Read through the data and report every line in which the word "vertical" occurs.

** begin EXTRACTED RECORDS **

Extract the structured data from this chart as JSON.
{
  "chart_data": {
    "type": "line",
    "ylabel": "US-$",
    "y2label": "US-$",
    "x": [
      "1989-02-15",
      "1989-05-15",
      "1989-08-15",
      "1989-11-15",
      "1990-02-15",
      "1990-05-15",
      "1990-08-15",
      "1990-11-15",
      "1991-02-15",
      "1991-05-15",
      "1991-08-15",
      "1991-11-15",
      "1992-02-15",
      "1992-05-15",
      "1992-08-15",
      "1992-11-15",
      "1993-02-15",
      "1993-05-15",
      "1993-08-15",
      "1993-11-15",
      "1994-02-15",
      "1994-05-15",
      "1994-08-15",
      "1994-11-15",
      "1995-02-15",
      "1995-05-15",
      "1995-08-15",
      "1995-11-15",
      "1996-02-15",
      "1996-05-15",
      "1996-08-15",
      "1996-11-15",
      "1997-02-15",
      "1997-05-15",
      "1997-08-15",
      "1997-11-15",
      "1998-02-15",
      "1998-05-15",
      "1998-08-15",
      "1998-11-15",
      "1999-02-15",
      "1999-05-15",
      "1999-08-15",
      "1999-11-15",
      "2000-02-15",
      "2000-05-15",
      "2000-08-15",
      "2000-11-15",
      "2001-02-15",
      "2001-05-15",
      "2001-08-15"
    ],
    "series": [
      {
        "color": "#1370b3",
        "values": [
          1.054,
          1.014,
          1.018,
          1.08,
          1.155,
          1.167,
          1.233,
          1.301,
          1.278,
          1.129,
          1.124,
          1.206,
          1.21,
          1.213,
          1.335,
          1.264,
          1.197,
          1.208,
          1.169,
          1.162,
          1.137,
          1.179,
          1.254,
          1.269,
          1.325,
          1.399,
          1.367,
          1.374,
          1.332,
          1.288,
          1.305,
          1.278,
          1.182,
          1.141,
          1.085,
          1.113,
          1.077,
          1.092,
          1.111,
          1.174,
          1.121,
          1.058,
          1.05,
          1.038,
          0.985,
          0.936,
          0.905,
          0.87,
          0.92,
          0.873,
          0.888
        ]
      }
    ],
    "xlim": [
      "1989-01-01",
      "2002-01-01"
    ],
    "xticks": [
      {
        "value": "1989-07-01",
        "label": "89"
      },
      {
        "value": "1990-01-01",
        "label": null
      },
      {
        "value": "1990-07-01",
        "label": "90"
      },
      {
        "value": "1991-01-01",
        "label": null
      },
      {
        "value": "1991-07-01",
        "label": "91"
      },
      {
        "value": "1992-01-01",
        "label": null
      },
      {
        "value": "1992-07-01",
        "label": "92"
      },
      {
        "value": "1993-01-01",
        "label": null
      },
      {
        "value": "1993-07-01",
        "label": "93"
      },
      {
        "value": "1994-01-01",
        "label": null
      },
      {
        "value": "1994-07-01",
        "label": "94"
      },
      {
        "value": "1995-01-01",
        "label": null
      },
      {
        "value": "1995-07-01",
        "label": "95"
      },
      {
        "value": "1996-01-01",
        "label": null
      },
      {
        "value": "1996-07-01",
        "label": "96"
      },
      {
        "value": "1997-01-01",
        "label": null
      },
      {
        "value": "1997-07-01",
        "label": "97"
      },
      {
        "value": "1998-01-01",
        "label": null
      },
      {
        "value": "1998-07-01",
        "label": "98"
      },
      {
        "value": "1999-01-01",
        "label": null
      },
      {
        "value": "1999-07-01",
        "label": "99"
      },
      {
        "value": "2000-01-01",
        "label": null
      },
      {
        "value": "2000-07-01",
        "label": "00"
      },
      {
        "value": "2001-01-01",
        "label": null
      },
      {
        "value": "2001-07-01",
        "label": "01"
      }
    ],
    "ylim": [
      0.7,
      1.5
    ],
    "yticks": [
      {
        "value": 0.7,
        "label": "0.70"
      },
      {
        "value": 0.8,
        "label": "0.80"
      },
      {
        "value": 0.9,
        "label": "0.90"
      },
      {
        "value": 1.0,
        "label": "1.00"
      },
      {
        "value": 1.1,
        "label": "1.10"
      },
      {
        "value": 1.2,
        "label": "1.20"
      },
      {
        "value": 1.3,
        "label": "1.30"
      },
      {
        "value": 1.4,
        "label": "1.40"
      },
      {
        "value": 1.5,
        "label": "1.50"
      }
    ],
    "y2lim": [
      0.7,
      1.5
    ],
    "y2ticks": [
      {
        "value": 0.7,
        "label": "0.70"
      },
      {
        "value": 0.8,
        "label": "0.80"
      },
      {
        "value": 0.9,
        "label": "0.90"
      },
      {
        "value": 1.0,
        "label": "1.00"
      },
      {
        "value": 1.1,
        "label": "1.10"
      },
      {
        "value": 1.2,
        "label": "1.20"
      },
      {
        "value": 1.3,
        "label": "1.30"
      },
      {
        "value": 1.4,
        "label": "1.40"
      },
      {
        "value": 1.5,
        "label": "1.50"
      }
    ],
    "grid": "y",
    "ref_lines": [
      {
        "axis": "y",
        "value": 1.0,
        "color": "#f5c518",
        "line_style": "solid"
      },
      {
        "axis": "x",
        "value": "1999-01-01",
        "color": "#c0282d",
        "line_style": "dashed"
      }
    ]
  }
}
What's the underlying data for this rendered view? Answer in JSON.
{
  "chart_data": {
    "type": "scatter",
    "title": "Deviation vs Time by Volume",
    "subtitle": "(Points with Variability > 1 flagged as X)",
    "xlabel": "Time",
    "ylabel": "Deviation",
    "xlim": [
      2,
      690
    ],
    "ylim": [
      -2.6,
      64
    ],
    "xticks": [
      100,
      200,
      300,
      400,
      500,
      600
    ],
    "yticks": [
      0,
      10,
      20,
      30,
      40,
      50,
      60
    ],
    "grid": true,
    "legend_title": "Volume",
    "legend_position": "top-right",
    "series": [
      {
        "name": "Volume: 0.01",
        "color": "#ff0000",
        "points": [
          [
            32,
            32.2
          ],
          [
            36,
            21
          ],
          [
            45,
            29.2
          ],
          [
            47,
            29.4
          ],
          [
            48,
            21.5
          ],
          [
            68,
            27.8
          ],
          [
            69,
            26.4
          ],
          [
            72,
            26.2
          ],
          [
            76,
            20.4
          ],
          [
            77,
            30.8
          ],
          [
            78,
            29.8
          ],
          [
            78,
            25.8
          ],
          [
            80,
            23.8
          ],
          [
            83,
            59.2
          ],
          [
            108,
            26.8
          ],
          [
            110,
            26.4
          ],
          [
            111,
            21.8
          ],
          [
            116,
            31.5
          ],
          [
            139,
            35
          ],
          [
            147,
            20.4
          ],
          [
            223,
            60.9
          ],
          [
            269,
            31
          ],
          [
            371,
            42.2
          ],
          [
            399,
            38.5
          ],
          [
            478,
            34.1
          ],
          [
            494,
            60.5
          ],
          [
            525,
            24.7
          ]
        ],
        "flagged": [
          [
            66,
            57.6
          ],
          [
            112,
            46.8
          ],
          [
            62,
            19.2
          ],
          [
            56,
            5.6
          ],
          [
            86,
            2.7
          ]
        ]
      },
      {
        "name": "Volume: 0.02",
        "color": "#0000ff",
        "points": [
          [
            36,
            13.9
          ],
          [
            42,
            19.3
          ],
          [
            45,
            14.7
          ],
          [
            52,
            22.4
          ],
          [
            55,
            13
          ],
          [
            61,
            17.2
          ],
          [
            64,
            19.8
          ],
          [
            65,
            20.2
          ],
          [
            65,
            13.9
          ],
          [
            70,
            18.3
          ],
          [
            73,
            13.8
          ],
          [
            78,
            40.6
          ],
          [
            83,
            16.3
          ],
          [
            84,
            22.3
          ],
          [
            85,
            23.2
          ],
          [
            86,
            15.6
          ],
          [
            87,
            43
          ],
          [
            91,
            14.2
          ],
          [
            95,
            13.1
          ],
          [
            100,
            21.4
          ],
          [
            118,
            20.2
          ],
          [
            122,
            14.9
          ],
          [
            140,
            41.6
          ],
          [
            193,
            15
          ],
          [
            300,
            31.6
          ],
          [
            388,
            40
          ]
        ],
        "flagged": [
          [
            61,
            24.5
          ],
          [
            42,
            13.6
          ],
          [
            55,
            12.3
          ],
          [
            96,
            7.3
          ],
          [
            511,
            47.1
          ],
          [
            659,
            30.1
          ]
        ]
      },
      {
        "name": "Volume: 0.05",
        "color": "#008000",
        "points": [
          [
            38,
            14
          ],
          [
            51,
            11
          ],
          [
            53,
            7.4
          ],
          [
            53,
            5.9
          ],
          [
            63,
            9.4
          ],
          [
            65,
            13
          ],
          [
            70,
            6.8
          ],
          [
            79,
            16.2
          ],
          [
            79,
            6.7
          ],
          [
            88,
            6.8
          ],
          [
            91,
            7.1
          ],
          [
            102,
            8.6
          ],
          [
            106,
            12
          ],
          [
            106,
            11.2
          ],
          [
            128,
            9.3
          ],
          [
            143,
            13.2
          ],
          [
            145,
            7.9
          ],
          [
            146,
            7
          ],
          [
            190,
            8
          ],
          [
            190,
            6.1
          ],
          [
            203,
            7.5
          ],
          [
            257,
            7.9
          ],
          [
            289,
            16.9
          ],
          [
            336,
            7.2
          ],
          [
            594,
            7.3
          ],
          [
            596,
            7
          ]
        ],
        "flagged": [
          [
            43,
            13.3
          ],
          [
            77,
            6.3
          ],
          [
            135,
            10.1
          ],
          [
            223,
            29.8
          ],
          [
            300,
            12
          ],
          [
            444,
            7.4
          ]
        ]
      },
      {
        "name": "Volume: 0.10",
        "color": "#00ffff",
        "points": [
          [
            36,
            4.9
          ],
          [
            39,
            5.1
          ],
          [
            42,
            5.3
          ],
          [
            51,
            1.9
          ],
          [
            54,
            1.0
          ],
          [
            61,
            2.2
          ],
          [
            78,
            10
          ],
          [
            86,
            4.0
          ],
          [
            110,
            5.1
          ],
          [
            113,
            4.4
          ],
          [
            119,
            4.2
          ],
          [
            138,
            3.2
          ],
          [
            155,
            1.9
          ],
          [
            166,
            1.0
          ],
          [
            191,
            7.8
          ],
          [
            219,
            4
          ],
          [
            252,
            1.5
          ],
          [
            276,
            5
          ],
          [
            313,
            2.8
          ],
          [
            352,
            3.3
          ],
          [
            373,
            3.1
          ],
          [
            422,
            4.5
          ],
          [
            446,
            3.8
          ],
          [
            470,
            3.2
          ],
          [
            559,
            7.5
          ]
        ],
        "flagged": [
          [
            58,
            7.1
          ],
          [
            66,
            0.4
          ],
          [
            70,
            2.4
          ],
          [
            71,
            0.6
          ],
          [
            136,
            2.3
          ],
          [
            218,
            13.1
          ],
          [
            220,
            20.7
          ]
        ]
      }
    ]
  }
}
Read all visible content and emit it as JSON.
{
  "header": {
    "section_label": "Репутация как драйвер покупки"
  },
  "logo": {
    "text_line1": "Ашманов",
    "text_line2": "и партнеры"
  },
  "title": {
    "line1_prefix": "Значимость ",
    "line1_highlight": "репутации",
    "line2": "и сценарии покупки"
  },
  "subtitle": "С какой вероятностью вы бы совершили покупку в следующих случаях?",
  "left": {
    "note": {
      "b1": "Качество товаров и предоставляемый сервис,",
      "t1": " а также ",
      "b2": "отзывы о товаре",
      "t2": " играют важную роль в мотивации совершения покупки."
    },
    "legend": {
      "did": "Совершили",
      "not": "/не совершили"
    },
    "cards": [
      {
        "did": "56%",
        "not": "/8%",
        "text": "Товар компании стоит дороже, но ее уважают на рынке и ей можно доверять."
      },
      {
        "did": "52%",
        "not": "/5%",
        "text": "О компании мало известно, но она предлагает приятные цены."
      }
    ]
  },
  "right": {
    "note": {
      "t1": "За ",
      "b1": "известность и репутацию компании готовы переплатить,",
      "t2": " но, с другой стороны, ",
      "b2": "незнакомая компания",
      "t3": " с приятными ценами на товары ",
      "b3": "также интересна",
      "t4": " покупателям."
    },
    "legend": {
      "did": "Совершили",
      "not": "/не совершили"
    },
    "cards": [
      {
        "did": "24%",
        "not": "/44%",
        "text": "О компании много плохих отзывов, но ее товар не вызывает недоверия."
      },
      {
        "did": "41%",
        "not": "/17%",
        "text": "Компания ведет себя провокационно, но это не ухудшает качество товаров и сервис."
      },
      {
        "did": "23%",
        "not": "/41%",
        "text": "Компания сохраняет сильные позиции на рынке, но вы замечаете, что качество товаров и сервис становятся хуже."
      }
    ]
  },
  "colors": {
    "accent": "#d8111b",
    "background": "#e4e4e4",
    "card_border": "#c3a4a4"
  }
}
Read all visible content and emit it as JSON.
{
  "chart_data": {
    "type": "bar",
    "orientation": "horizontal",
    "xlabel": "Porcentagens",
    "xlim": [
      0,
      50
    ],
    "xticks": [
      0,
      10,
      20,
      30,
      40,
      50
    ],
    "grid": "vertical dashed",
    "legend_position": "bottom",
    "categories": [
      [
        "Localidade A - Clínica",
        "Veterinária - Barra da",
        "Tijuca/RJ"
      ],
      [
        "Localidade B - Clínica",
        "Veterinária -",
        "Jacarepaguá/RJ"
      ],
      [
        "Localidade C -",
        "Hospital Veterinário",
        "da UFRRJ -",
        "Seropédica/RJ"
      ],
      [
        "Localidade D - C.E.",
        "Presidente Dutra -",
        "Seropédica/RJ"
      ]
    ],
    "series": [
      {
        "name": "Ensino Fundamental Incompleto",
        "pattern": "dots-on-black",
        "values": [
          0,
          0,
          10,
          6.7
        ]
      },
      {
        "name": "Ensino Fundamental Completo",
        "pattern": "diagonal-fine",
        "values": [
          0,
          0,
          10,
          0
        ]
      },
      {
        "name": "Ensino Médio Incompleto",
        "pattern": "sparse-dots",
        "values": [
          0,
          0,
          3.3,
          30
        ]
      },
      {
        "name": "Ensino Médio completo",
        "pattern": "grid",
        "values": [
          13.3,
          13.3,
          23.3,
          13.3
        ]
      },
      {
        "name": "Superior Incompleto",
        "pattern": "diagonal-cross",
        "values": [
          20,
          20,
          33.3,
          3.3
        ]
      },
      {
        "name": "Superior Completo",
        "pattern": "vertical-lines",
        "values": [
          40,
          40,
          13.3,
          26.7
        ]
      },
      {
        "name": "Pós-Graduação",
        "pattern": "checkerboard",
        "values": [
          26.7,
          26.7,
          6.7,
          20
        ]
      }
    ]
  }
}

** end EXTRACTED RECORDS **

TASK RESULT
    "grid": "vertical dashed",
        "pattern": "vertical-lines",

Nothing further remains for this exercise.